Task directions
Without any pictures, restate the full set of records below exactly.

Data to use

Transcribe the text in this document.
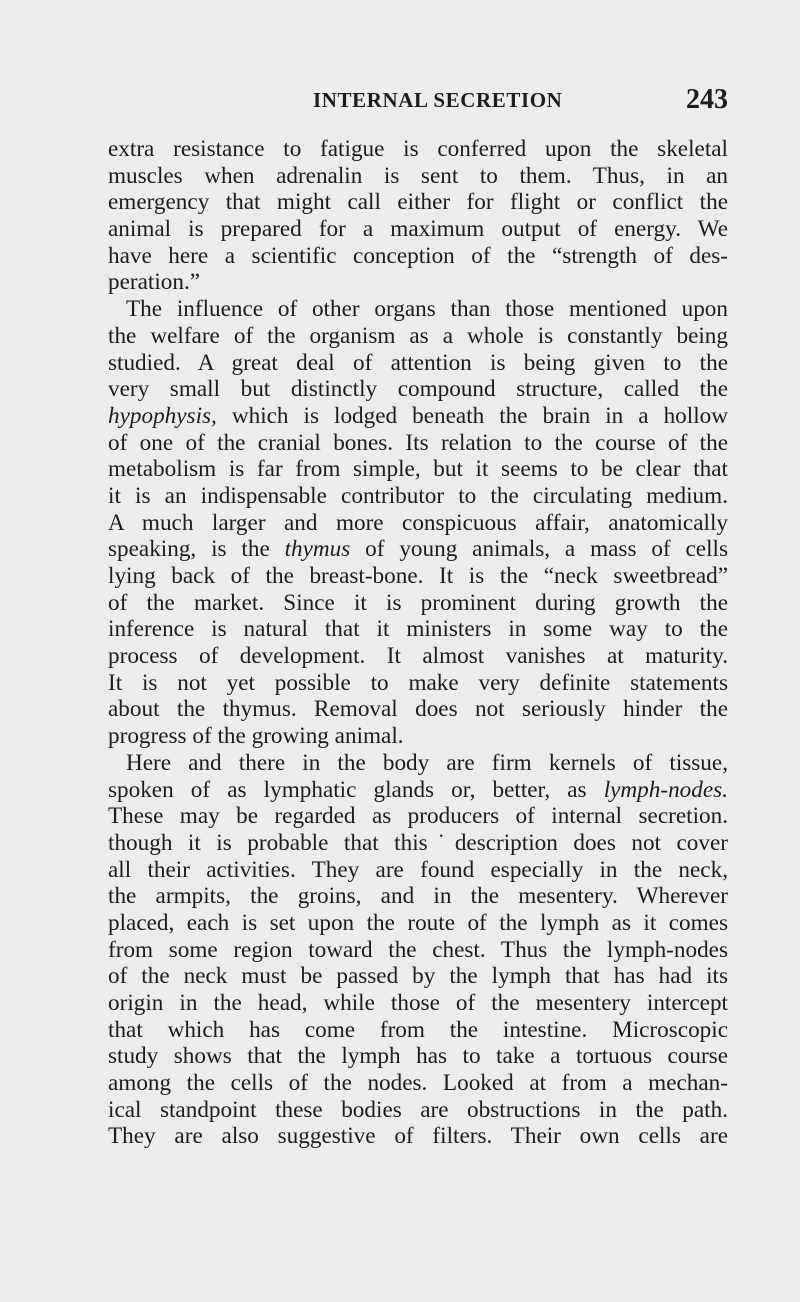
INTERNAL SECRETION	243
extra resistance to fatigue is conferred upon the skeletal
muscles when adrenalin is sent to them. Thus, in an
emergency that might call either for flight or conflict the
animal is prepared for a maximum output of energy. We
have here a scientific conception of the “strength of des-
peration.”
The influence of other organs than those mentioned upon
the welfare of the organism as a whole is constantly being
studied. A great deal of attention is being given to the
very small but distinctly compound structure, called the
hypophysis, which is lodged beneath the brain in a hollow
of one of the cranial bones. Its relation to the course of the
metabolism is far from simple, but it seems to be clear that
it is an indispensable contributor to the circulating medium.
A much larger and more conspicuous affair, anatomically
speaking, is the thymus of young animals, a mass of cells
lying back of the breast-bone. It is the “neck sweetbread”
of the market. Since it is prominent during growth the
inference is natural that it ministers in some way to the
process of development. It almost vanishes at maturity.
It is not yet possible to make very definite statements
about the thymus. Removal does not seriously hinder the
progress of the growing animal.
Here and there in the body are firm kernels of tissue,
spoken of as lymphatic glands or, better, as lymph-nodes.
These may be regarded as producers of internal secretion.
though it is probable that this˙description does not cover
all their activities. They are found especially in the neck,
the armpits, the groins, and in the mesentery. Wherever
placed, each is set upon the route of the lymph as it comes
from some region toward the chest. Thus the lymph-nodes
of the neck must be passed by the lymph that has had its
origin in the head, while those of the mesentery intercept
that which has come from the intestine. Microscopic
study shows that the lymph has to take a tortuous course
among the cells of the nodes. Looked at from a mechan-
ical standpoint these bodies are obstructions in the path.
They are also suggestive of filters. Their own cells are
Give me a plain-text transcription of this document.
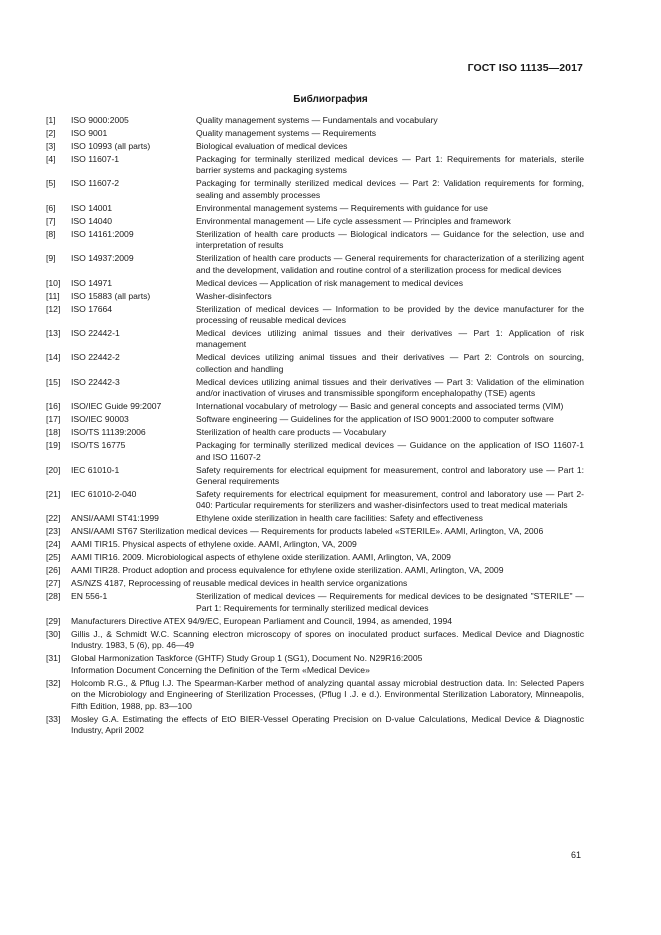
ГОСТ ISO 11135—2017
Библиография
[1]	ISO 9000:2005	Quality management systems — Fundamentals and vocabulary
[2]	ISO 9001	Quality management systems — Requirements
[3]	ISO 10993 (all parts)	Biological evaluation of medical devices
[4]	ISO 11607-1	Packaging for terminally sterilized medical devices — Part 1: Requirements for materials, sterile barrier systems and packaging systems
[5]	ISO 11607-2	Packaging for terminally sterilized medical devices — Part 2: Validation requirements for forming, sealing and assembly processes
[6]	ISO 14001	Environmental management systems — Requirements with guidance for use
[7]	ISO 14040	Environmental management — Life cycle assessment — Principles and framework
[8]	ISO 14161:2009	Sterilization of health care products — Biological indicators — Guidance for the selection, use and interpretation of results
[9]	ISO 14937:2009	Sterilization of health care products — General requirements for characterization of a sterilizing agent and the development, validation and routine control of a sterilization process for medical devices
[10]	ISO 14971	Medical devices — Application of risk management to medical devices
[11]	ISO 15883 (all parts)	Washer-disinfectors
[12]	ISO 17664	Sterilization of medical devices — Information to be provided by the device manufacturer for the processing of reusable medical devices
[13]	ISO 22442-1	Medical devices utilizing animal tissues and their derivatives — Part 1: Application of risk management
[14]	ISO 22442-2	Medical devices utilizing animal tissues and their derivatives — Part 2: Controls on sourcing, collection and handling
[15]	ISO 22442-3	Medical devices utilizing animal tissues and their derivatives — Part 3: Validation of the elimination and/or inactivation of viruses and transmissible spongiform encephalopathy (TSE) agents
[16]	ISO/IEC Guide 99:2007	International vocabulary of metrology — Basic and general concepts and associated terms (VIM)
[17]	ISO/IEC 90003	Software engineering — Guidelines for the application of ISO 9001:2000 to computer software
[18]	ISO/TS 11139:2006	Sterilization of health care products — Vocabulary
[19]	ISO/TS 16775	Packaging for terminally sterilized medical devices — Guidance on the application of ISO 11607-1 and ISO 11607-2
[20]	IEC 61010-1	Safety requirements for electrical equipment for measurement, control and laboratory use — Part 1: General requirements
[21]	IEC 61010-2-040	Safety requirements for electrical equipment for measurement, control and laboratory use — Part 2-040: Particular requirements for sterilizers and washer-disinfectors used to treat medical materials
[22]	ANSI/AAMI ST41:1999	Ethylene oxide sterilization in health care facilities: Safety and effectiveness
[23]	ANSI/AAMI ST67 Sterilization medical devices — Requirements for products labeled «STERILE». AAMI, Arlington, VA, 2006
[24]	AAMI TIR15. Physical aspects of ethylene oxide. AAMI, Arlington, VA, 2009
[25]	AAMI TIR16. 2009. Microbiological aspects of ethylene oxide sterilization. AAMI, Arlington, VA, 2009
[26]	AAMI TIR28. Product adoption and process equivalence for ethylene oxide sterilization. AAMI, Arlington, VA, 2009
[27]	AS/NZS 4187, Reprocessing of reusable medical devices in health service organizations
[28]	EN 556-1	Sterilization of medical devices — Requirements for medical devices to be designated "STERILE" — Part 1: Requirements for terminally sterilized medical devices
[29]	Manufacturers Directive ATEX 94/9/EC, European Parliament and Council, 1994, as amended, 1994
[30]	Gillis J., & Schmidt W.C. Scanning electron microscopy of spores on inoculated product surfaces. Medical Device and Diagnostic Industry. 1983, 5 (6), pp. 46—49
[31]	Global Harmonization Taskforce (GHTF) Study Group 1 (SG1), Document No. N29R16:2005
Information Document Concerning the Definition of the Term «Medical Device»
[32]	Holcomb R.G., & Pflug I.J. The Spearman-Karber method of analyzing quantal assay microbial destruction data. In: Selected Papers on the Microbiology and Engineering of Sterilization Processes, (Pflug I .J. e d.). Environmental Sterilization Laboratory, Minneapolis, Fifth Edition, 1988, pp. 83—100
[33]	Mosley G.A. Estimating the effects of EtO BIER-Vessel Operating Precision on D-value Calculations, Medical Device & Diagnostic Industry, April 2002
61
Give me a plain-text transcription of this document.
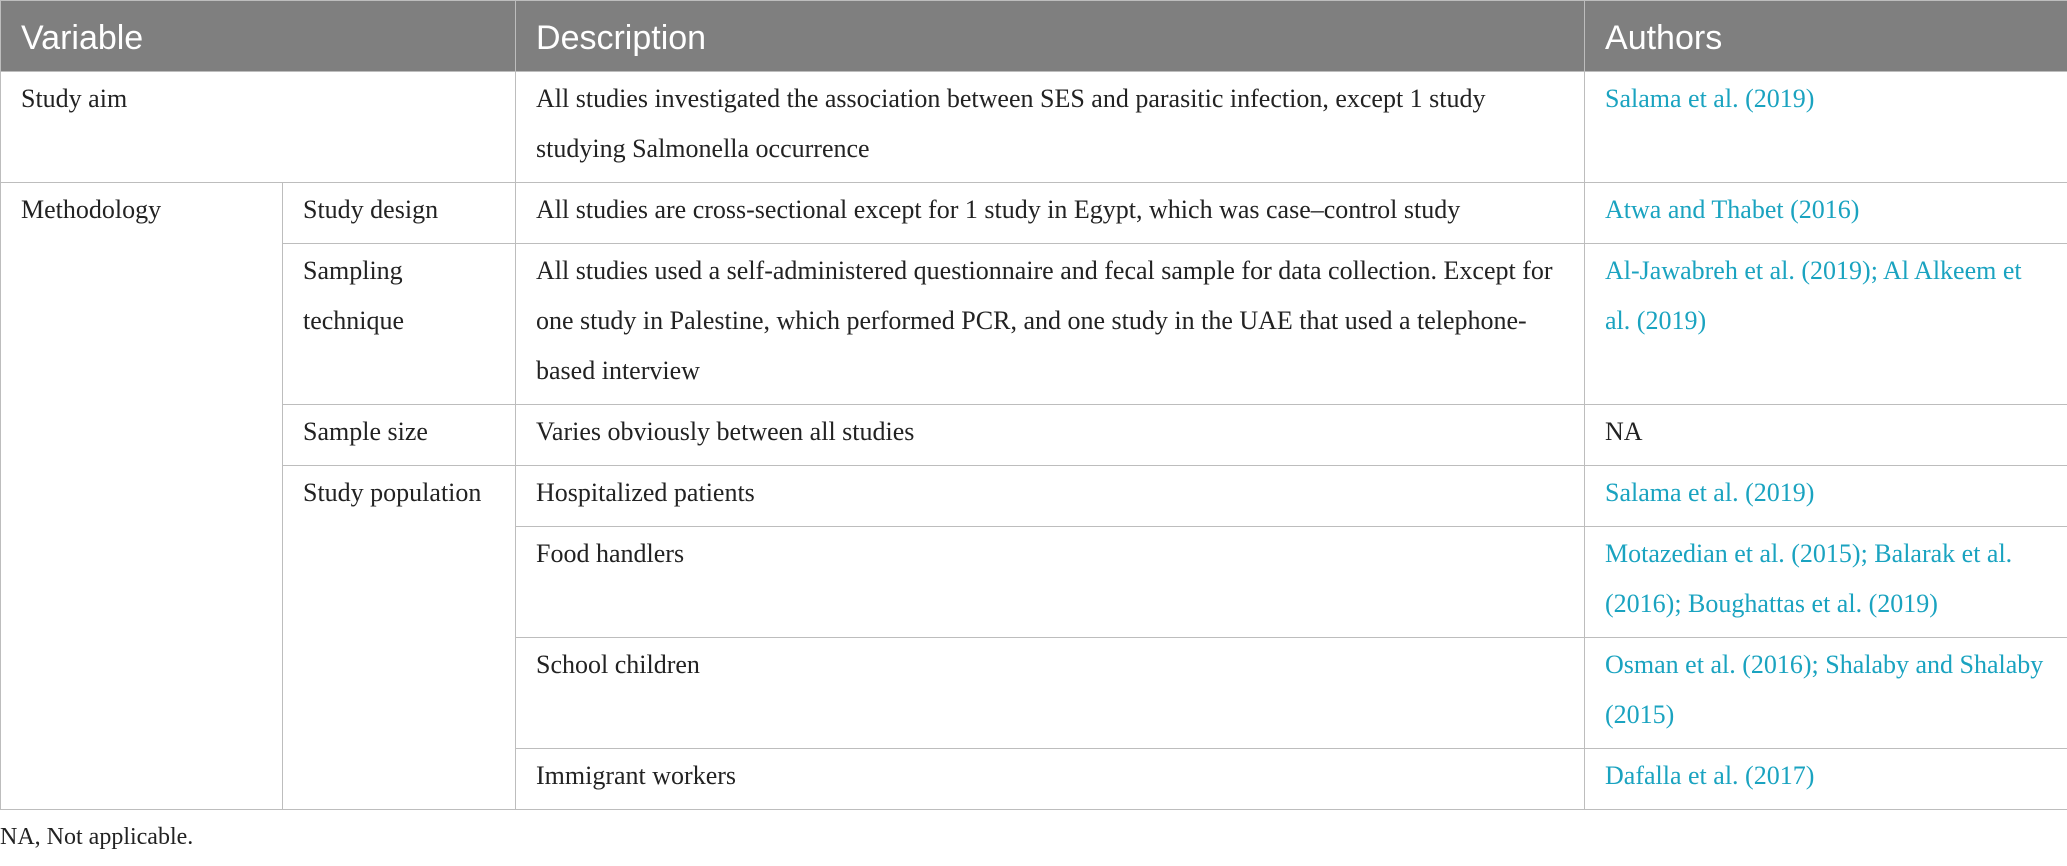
Variable		Description	Authors
Study aim		All studies investigated the association between SES and parasitic infection, except 1 study studying Salmonella occurrence	Salama et al. (2019)
Methodology	Study design	All studies are cross-sectional except for 1 study in Egypt, which was case–control study	Atwa and Thabet (2016)
	Sampling technique	All studies used a self-administered questionnaire and fecal sample for data collection. Except for one study in Palestine, which performed PCR, and one study in the UAE that used a telephone-based interview	Al-Jawabreh et al. (2019); Al Alkeem et al. (2019)
	Sample size	Varies obviously between all studies	NA
	Study population	Hospitalized patients	Salama et al. (2019)
		Food handlers	Motazedian et al. (2015); Balarak et al. (2016); Boughattas et al. (2019)
		School children	Osman et al. (2016); Shalaby and Shalaby (2015)
		Immigrant workers	Dafalla et al. (2017)
NA, Not applicable.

Answer section
Transcribe the text in this document.
INTERNAL SECRETION	243
extra resistance to fatigue is conferred upon the skeletal
muscles when adrenalin is sent to them. Thus, in an
emergency that might call either for flight or conflict the
animal is prepared for a maximum output of energy. We
have here a scientific conception of the “strength of des-
peration.”
The influence of other organs than those mentioned upon
the welfare of the organism as a whole is constantly being
studied. A great deal of attention is being given to the
very small but distinctly compound structure, called the
hypophysis, which is lodged beneath the brain in a hollow
of one of the cranial bones. Its relation to the course of the
metabolism is far from simple, but it seems to be clear that
it is an indispensable contributor to the circulating medium.
A much larger and more conspicuous affair, anatomically
speaking, is the thymus of young animals, a mass of cells
lying back of the breast-bone. It is the “neck sweetbread”
of the market. Since it is prominent during growth the
inference is natural that it ministers in some way to the
process of development. It almost vanishes at maturity.
It is not yet possible to make very definite statements
about the thymus. Removal does not seriously hinder the
progress of the growing animal.
Here and there in the body are firm kernels of tissue,
spoken of as lymphatic glands or, better, as lymph-nodes.
These may be regarded as producers of internal secretion.
though it is probable that this˙description does not cover
all their activities. They are found especially in the neck,
the armpits, the groins, and in the mesentery. Wherever
placed, each is set upon the route of the lymph as it comes
from some region toward the chest. Thus the lymph-nodes
of the neck must be passed by the lymph that has had its
origin in the head, while those of the mesentery intercept
that which has come from the intestine. Microscopic
study shows that the lymph has to take a tortuous course
among the cells of the nodes. Looked at from a mechan-
ical standpoint these bodies are obstructions in the path.
They are also suggestive of filters. Their own cells are
Give me a plain-text transcription of this document.
ГОСТ ISO 11135—2017
Библиография
[1]	ISO 9000:2005	Quality management systems — Fundamentals and vocabulary
[2]	ISO 9001	Quality management systems — Requirements
[3]	ISO 10993 (all parts)	Biological evaluation of medical devices
[4]	ISO 11607-1	Packaging for terminally sterilized medical devices — Part 1: Requirements for materials, sterile barrier systems and packaging systems
[5]	ISO 11607-2	Packaging for terminally sterilized medical devices — Part 2: Validation requirements for forming, sealing and assembly processes
[6]	ISO 14001	Environmental management systems — Requirements with guidance for use
[7]	ISO 14040	Environmental management — Life cycle assessment — Principles and framework
[8]	ISO 14161:2009	Sterilization of health care products — Biological indicators — Guidance for the selection, use and interpretation of results
[9]	ISO 14937:2009	Sterilization of health care products — General requirements for characterization of a sterilizing agent and the development, validation and routine control of a sterilization process for medical devices
[10]	ISO 14971	Medical devices — Application of risk management to medical devices
[11]	ISO 15883 (all parts)	Washer-disinfectors
[12]	ISO 17664	Sterilization of medical devices — Information to be provided by the device manufacturer for the processing of reusable medical devices
[13]	ISO 22442-1	Medical devices utilizing animal tissues and their derivatives — Part 1: Application of risk management
[14]	ISO 22442-2	Medical devices utilizing animal tissues and their derivatives — Part 2: Controls on sourcing, collection and handling
[15]	ISO 22442-3	Medical devices utilizing animal tissues and their derivatives — Part 3: Validation of the elimination and/or inactivation of viruses and transmissible spongiform encephalopathy (TSE) agents
[16]	ISO/IEC Guide 99:2007	International vocabulary of metrology — Basic and general concepts and associated terms (VIM)
[17]	ISO/IEC 90003	Software engineering — Guidelines for the application of ISO 9001:2000 to computer software
[18]	ISO/TS 11139:2006	Sterilization of health care products — Vocabulary
[19]	ISO/TS 16775	Packaging for terminally sterilized medical devices — Guidance on the application of ISO 11607-1 and ISO 11607-2
[20]	IEC 61010-1	Safety requirements for electrical equipment for measurement, control and laboratory use — Part 1: General requirements
[21]	IEC 61010-2-040	Safety requirements for electrical equipment for measurement, control and laboratory use — Part 2-040: Particular requirements for sterilizers and washer-disinfectors used to treat medical materials
[22]	ANSI/AAMI ST41:1999	Ethylene oxide sterilization in health care facilities: Safety and effectiveness
[23]	ANSI/AAMI ST67 Sterilization medical devices — Requirements for products labeled «STERILE». AAMI, Arlington, VA, 2006
[24]	AAMI TIR15. Physical aspects of ethylene oxide. AAMI, Arlington, VA, 2009
[25]	AAMI TIR16. 2009. Microbiological aspects of ethylene oxide sterilization. AAMI, Arlington, VA, 2009
[26]	AAMI TIR28. Product adoption and process equivalence for ethylene oxide sterilization. AAMI, Arlington, VA, 2009
[27]	AS/NZS 4187, Reprocessing of reusable medical devices in health service organizations
[28]	EN 556-1	Sterilization of medical devices — Requirements for medical devices to be designated "STERILE" — Part 1: Requirements for terminally sterilized medical devices
[29]	Manufacturers Directive ATEX 94/9/EC, European Parliament and Council, 1994, as amended, 1994
[30]	Gillis J., & Schmidt W.C. Scanning electron microscopy of spores on inoculated product surfaces. Medical Device and Diagnostic Industry. 1983, 5 (6), pp. 46—49
[31]	Global Harmonization Taskforce (GHTF) Study Group 1 (SG1), Document No. N29R16:2005
Information Document Concerning the Definition of the Term «Medical Device»
[32]	Holcomb R.G., & Pflug I.J. The Spearman-Karber method of analyzing quantal assay microbial destruction data. In: Selected Papers on the Microbiology and Engineering of Sterilization Processes, (Pflug I .J. e d.). Environmental Sterilization Laboratory, Minneapolis, Fifth Edition, 1988, pp. 83—100
[33]	Mosley G.A. Estimating the effects of EtO BIER-Vessel Operating Precision on D-value Calculations, Medical Device & Diagnostic Industry, April 2002
61
Give me a plain-text transcription of this document.
Variable		Description	Authors
Study aim		All studies investigated the association between SES and parasitic infection, except 1 study studying Salmonella occurrence	Salama et al. (2019)
Methodology	Study design	All studies are cross-sectional except for 1 study in Egypt, which was case–control study	Atwa and Thabet (2016)
	Sampling technique	All studies used a self-administered questionnaire and fecal sample for data collection. Except for one study in Palestine, which performed PCR, and one study in the UAE that used a telephone-based interview	Al-Jawabreh et al. (2019); Al Alkeem et al. (2019)
	Sample size	Varies obviously between all studies	NA
	Study population	Hospitalized patients	Salama et al. (2019)
		Food handlers	Motazedian et al. (2015); Balarak et al. (2016); Boughattas et al. (2019)
		School children	Osman et al. (2016); Shalaby and Shalaby (2015)
		Immigrant workers	Dafalla et al. (2017)
NA, Not applicable.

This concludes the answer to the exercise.